Task>
Carry none of the pictures over; set down the material below exactly.

Data records
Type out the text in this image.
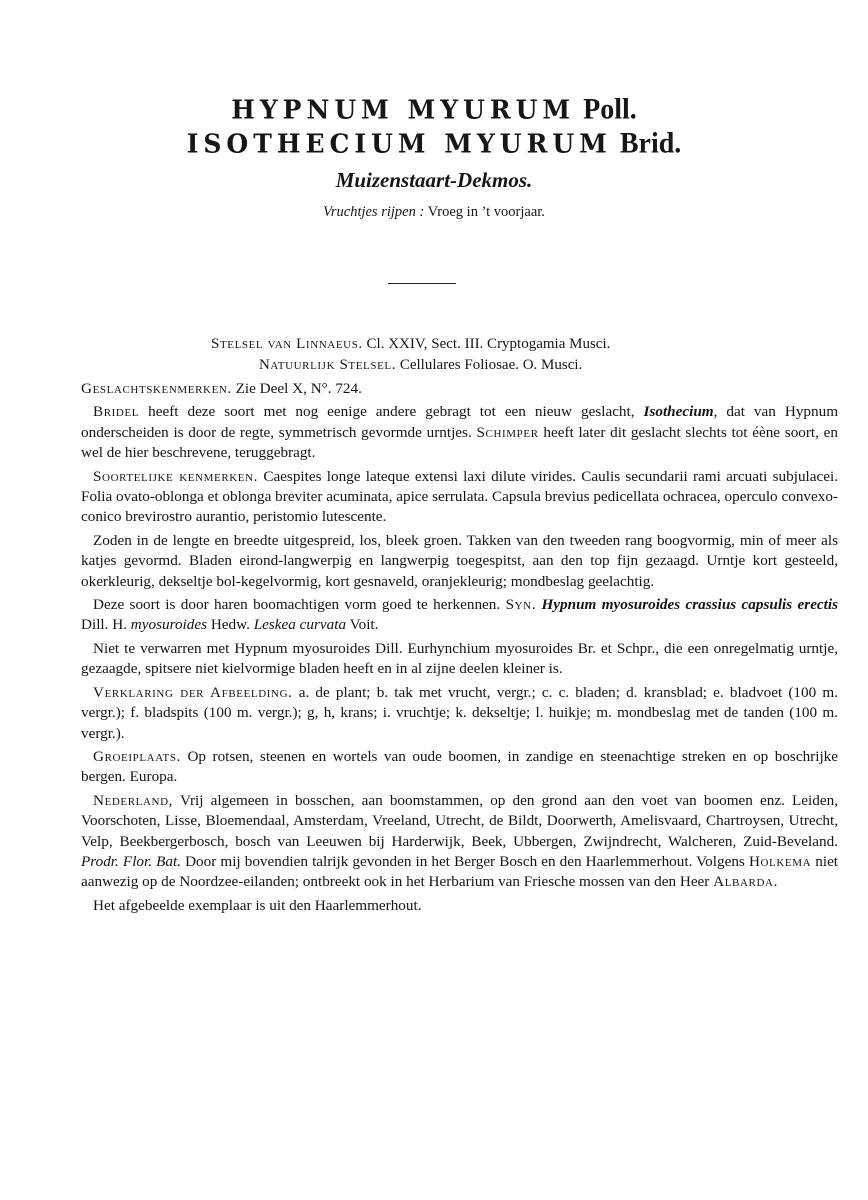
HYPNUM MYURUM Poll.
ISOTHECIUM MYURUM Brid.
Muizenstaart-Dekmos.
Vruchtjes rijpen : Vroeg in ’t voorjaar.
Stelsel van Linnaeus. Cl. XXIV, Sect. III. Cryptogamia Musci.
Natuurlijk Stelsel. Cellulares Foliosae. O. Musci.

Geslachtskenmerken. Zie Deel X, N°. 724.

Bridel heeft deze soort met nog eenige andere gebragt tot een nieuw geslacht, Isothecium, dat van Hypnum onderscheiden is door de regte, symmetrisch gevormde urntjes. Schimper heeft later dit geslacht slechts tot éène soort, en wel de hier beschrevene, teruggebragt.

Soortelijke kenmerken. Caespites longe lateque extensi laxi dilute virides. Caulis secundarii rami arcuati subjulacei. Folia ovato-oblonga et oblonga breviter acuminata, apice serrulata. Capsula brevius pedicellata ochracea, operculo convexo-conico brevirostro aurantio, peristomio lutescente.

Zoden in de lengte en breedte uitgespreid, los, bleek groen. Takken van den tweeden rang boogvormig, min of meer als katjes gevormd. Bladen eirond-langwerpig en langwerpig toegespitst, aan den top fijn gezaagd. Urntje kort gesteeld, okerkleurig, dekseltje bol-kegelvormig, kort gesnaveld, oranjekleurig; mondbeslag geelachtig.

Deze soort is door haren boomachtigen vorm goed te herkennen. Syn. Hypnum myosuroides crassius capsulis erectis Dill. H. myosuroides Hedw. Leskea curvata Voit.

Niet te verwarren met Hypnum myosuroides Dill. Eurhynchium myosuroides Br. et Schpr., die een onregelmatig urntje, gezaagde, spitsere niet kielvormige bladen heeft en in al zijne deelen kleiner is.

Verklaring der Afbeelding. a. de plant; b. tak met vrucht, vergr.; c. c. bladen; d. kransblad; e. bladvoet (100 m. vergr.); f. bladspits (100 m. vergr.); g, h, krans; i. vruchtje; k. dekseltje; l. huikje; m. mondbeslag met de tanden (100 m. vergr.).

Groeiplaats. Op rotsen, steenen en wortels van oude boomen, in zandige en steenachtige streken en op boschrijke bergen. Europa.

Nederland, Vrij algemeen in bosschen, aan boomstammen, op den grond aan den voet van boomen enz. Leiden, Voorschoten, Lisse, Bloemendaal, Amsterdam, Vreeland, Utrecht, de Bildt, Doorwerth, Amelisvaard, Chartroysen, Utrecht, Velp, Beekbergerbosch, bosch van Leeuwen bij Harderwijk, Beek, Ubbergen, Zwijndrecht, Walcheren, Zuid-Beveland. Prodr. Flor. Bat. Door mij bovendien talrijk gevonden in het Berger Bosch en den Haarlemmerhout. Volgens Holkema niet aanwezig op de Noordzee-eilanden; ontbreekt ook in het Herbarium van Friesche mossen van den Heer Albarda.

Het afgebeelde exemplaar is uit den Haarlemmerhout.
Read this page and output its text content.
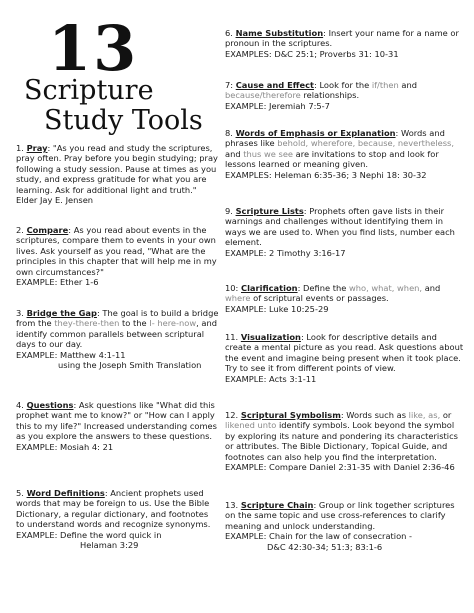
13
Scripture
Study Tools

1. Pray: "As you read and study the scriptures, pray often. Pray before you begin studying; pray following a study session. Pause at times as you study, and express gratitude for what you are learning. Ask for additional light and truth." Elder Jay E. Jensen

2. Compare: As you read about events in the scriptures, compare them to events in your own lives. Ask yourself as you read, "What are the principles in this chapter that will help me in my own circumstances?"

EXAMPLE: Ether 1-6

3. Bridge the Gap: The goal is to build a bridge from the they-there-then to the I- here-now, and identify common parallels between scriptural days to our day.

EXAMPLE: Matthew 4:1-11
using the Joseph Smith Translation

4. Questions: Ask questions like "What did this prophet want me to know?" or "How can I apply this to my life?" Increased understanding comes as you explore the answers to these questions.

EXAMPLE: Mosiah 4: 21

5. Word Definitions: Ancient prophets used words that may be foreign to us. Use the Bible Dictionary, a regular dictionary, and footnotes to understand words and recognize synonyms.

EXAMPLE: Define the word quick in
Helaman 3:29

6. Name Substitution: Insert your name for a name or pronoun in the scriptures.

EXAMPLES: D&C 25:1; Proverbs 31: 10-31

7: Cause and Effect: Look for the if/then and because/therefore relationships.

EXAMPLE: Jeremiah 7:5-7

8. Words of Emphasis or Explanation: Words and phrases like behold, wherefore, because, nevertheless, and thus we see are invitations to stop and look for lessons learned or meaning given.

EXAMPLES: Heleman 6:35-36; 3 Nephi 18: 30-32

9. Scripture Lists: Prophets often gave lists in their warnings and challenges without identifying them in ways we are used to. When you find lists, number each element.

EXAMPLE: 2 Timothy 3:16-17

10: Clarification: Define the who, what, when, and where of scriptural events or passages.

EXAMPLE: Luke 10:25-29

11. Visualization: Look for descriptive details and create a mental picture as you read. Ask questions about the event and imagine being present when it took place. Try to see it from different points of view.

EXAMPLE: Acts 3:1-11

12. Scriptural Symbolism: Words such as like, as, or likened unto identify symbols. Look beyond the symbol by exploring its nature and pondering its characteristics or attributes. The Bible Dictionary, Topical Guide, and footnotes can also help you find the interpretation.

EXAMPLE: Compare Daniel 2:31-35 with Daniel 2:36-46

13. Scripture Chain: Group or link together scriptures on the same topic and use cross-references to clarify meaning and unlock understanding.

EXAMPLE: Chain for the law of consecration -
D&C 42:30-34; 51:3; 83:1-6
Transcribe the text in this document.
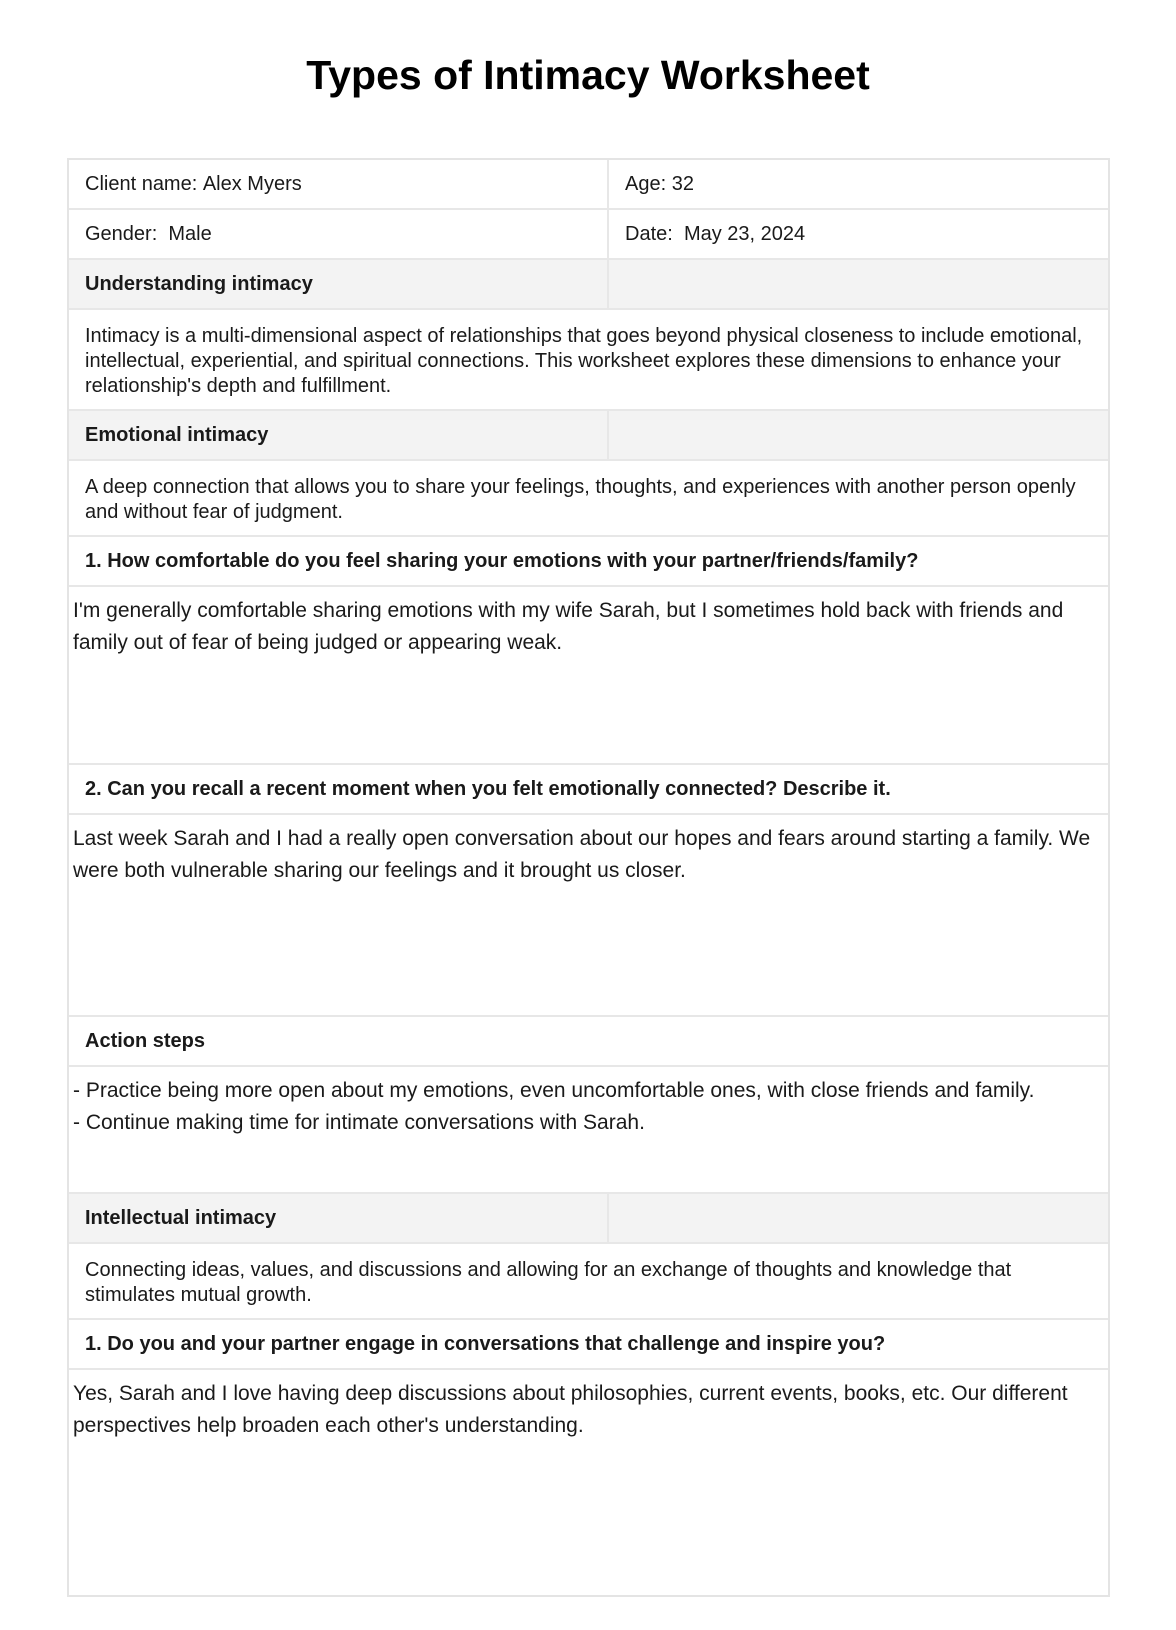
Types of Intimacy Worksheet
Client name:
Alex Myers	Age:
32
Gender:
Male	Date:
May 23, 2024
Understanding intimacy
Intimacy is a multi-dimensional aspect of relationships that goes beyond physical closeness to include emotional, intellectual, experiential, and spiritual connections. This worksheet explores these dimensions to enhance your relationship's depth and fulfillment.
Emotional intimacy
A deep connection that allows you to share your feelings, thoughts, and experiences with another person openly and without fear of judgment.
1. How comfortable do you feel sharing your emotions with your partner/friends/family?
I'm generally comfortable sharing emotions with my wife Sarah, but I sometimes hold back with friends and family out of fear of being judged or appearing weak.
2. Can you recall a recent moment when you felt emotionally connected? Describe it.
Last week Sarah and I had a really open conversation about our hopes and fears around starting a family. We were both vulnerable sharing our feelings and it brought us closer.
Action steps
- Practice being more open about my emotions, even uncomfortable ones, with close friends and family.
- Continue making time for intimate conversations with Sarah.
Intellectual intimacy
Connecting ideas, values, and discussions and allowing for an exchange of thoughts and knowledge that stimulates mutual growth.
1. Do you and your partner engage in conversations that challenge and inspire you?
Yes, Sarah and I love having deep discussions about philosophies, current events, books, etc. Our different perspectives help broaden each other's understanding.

Exercise output>
Type out the text in this image.
HYPNUM MYURUM Poll.
ISOTHECIUM MYURUM Brid.
Muizenstaart-Dekmos.
Vruchtjes rijpen : Vroeg in ’t voorjaar.
Stelsel van Linnaeus. Cl. XXIV, Sect. III. Cryptogamia Musci.
Natuurlijk Stelsel. Cellulares Foliosae. O. Musci.

Geslachtskenmerken. Zie Deel X, N°. 724.

Bridel heeft deze soort met nog eenige andere gebragt tot een nieuw geslacht, Isothecium, dat van Hypnum onderscheiden is door de regte, symmetrisch gevormde urntjes. Schimper heeft later dit geslacht slechts tot éène soort, en wel de hier beschrevene, teruggebragt.

Soortelijke kenmerken. Caespites longe lateque extensi laxi dilute virides. Caulis secundarii rami arcuati subjulacei. Folia ovato-oblonga et oblonga breviter acuminata, apice serrulata. Capsula brevius pedicellata ochracea, operculo convexo-conico brevirostro aurantio, peristomio lutescente.

Zoden in de lengte en breedte uitgespreid, los, bleek groen. Takken van den tweeden rang boogvormig, min of meer als katjes gevormd. Bladen eirond-langwerpig en langwerpig toegespitst, aan den top fijn gezaagd. Urntje kort gesteeld, okerkleurig, dekseltje bol-kegelvormig, kort gesnaveld, oranjekleurig; mondbeslag geelachtig.

Deze soort is door haren boomachtigen vorm goed te herkennen. Syn. Hypnum myosuroides crassius capsulis erectis Dill. H. myosuroides Hedw. Leskea curvata Voit.

Niet te verwarren met Hypnum myosuroides Dill. Eurhynchium myosuroides Br. et Schpr., die een onregelmatig urntje, gezaagde, spitsere niet kielvormige bladen heeft en in al zijne deelen kleiner is.

Verklaring der Afbeelding. a. de plant; b. tak met vrucht, vergr.; c. c. bladen; d. kransblad; e. bladvoet (100 m. vergr.); f. bladspits (100 m. vergr.); g, h, krans; i. vruchtje; k. dekseltje; l. huikje; m. mondbeslag met de tanden (100 m. vergr.).

Groeiplaats. Op rotsen, steenen en wortels van oude boomen, in zandige en steenachtige streken en op boschrijke bergen. Europa.

Nederland, Vrij algemeen in bosschen, aan boomstammen, op den grond aan den voet van boomen enz. Leiden, Voorschoten, Lisse, Bloemendaal, Amsterdam, Vreeland, Utrecht, de Bildt, Doorwerth, Amelisvaard, Chartroysen, Utrecht, Velp, Beekbergerbosch, bosch van Leeuwen bij Harderwijk, Beek, Ubbergen, Zwijndrecht, Walcheren, Zuid-Beveland. Prodr. Flor. Bat. Door mij bovendien talrijk gevonden in het Berger Bosch en den Haarlemmerhout. Volgens Holkema niet aanwezig op de Noordzee-eilanden; ontbreekt ook in het Herbarium van Friesche mossen van den Heer Albarda.

Het afgebeelde exemplaar is uit den Haarlemmerhout.
Read this page and output its text content.
13
Scripture
Study Tools

1. Pray: "As you read and study the scriptures, pray often. Pray before you begin studying; pray following a study session. Pause at times as you study, and express gratitude for what you are learning. Ask for additional light and truth." Elder Jay E. Jensen

2. Compare: As you read about events in the scriptures, compare them to events in your own lives. Ask yourself as you read, "What are the principles in this chapter that will help me in my own circumstances?"

EXAMPLE: Ether 1-6

3. Bridge the Gap: The goal is to build a bridge from the they-there-then to the I- here-now, and identify common parallels between scriptural days to our day.

EXAMPLE: Matthew 4:1-11
using the Joseph Smith Translation

4. Questions: Ask questions like "What did this prophet want me to know?" or "How can I apply this to my life?" Increased understanding comes as you explore the answers to these questions.

EXAMPLE: Mosiah 4: 21

5. Word Definitions: Ancient prophets used words that may be foreign to us. Use the Bible Dictionary, a regular dictionary, and footnotes to understand words and recognize synonyms.

EXAMPLE: Define the word quick in
Helaman 3:29

6. Name Substitution: Insert your name for a name or pronoun in the scriptures.

EXAMPLES: D&C 25:1; Proverbs 31: 10-31

7: Cause and Effect: Look for the if/then and because/therefore relationships.

EXAMPLE: Jeremiah 7:5-7

8. Words of Emphasis or Explanation: Words and phrases like behold, wherefore, because, nevertheless, and thus we see are invitations to stop and look for lessons learned or meaning given.

EXAMPLES: Heleman 6:35-36; 3 Nephi 18: 30-32

9. Scripture Lists: Prophets often gave lists in their warnings and challenges without identifying them in ways we are used to. When you find lists, number each element.

EXAMPLE: 2 Timothy 3:16-17

10: Clarification: Define the who, what, when, and where of scriptural events or passages.

EXAMPLE: Luke 10:25-29

11. Visualization: Look for descriptive details and create a mental picture as you read. Ask questions about the event and imagine being present when it took place. Try to see it from different points of view.

EXAMPLE: Acts 3:1-11

12. Scriptural Symbolism: Words such as like, as, or likened unto identify symbols. Look beyond the symbol by exploring its nature and pondering its characteristics or attributes. The Bible Dictionary, Topical Guide, and footnotes can also help you find the interpretation.

EXAMPLE: Compare Daniel 2:31-35 with Daniel 2:36-46

13. Scripture Chain: Group or link together scriptures on the same topic and use cross-references to clarify meaning and unlock understanding.

EXAMPLE: Chain for the law of consecration -
D&C 42:30-34; 51:3; 83:1-6
Transcribe the text in this document.
Types of Intimacy Worksheet
Client name:
Alex Myers	Age:
32
Gender:
Male	Date:
May 23, 2024
Understanding intimacy
Intimacy is a multi-dimensional aspect of relationships that goes beyond physical closeness to include emotional, intellectual, experiential, and spiritual connections. This worksheet explores these dimensions to enhance your relationship's depth and fulfillment.
Emotional intimacy
A deep connection that allows you to share your feelings, thoughts, and experiences with another person openly and without fear of judgment.
1. How comfortable do you feel sharing your emotions with your partner/friends/family?
I'm generally comfortable sharing emotions with my wife Sarah, but I sometimes hold back with friends and family out of fear of being judged or appearing weak.
2. Can you recall a recent moment when you felt emotionally connected? Describe it.
Last week Sarah and I had a really open conversation about our hopes and fears around starting a family. We were both vulnerable sharing our feelings and it brought us closer.
Action steps
- Practice being more open about my emotions, even uncomfortable ones, with close friends and family.
- Continue making time for intimate conversations with Sarah.
Intellectual intimacy
Connecting ideas, values, and discussions and allowing for an exchange of thoughts and knowledge that stimulates mutual growth.
1. Do you and your partner engage in conversations that challenge and inspire you?
Yes, Sarah and I love having deep discussions about philosophies, current events, books, etc. Our different perspectives help broaden each other's understanding.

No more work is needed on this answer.